Task objective - From the material below, list every line containing "Effect".

═════ Stored data ═════

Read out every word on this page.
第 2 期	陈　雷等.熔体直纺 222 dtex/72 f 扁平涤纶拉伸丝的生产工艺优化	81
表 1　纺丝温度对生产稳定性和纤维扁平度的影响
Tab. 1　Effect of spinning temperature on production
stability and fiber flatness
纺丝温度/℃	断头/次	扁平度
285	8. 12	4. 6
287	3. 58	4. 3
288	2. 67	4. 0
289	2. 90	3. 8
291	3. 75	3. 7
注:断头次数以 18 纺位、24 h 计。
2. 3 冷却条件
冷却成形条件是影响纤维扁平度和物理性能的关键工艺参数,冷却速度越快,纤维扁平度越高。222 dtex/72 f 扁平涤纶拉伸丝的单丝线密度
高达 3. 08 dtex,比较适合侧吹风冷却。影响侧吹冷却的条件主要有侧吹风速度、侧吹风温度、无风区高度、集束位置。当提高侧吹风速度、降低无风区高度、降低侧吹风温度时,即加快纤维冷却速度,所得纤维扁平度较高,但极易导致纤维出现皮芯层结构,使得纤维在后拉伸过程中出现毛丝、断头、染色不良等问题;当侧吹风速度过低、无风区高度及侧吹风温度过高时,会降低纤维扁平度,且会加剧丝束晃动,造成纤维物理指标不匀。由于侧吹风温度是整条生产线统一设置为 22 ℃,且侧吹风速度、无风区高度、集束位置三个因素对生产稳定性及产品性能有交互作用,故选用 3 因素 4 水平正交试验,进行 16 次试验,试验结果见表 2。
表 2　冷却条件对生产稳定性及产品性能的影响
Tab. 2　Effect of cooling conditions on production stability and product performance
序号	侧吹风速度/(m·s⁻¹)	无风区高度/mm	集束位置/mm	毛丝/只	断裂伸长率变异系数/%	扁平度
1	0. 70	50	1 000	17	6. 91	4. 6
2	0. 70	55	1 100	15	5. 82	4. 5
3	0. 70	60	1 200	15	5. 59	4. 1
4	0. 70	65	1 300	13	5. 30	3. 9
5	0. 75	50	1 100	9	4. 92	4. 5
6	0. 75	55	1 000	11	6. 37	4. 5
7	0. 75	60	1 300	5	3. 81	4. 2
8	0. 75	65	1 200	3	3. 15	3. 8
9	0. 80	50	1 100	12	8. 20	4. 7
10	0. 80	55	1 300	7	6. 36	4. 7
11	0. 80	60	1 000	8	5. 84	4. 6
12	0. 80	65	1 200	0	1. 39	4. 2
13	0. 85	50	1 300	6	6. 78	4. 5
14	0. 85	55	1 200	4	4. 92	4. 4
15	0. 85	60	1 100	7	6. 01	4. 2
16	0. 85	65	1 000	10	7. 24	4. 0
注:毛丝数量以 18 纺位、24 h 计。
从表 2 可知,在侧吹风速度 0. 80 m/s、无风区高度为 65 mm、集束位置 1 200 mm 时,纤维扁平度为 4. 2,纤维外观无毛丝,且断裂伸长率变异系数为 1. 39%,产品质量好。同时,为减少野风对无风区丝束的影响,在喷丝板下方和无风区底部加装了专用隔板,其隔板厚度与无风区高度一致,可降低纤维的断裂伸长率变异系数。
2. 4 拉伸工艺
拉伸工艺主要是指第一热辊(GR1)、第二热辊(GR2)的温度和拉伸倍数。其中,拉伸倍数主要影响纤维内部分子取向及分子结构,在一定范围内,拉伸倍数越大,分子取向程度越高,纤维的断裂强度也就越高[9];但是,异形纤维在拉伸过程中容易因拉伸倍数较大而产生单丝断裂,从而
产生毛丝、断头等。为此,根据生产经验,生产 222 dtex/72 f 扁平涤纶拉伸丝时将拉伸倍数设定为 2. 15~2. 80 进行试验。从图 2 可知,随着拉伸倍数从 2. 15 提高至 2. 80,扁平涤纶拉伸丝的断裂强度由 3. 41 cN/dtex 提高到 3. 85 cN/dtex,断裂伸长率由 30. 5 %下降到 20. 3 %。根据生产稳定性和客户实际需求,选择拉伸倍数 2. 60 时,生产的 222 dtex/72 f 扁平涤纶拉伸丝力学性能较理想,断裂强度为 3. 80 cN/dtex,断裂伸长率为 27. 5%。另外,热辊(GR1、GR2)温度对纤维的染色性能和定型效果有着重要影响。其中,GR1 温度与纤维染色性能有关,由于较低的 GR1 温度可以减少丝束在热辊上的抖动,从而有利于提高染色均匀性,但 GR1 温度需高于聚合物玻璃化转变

═════

Answer to the exercise -
Tab. 1　Effect of spinning temperature on production
Tab. 2　Effect of cooling conditions on production stability and product performance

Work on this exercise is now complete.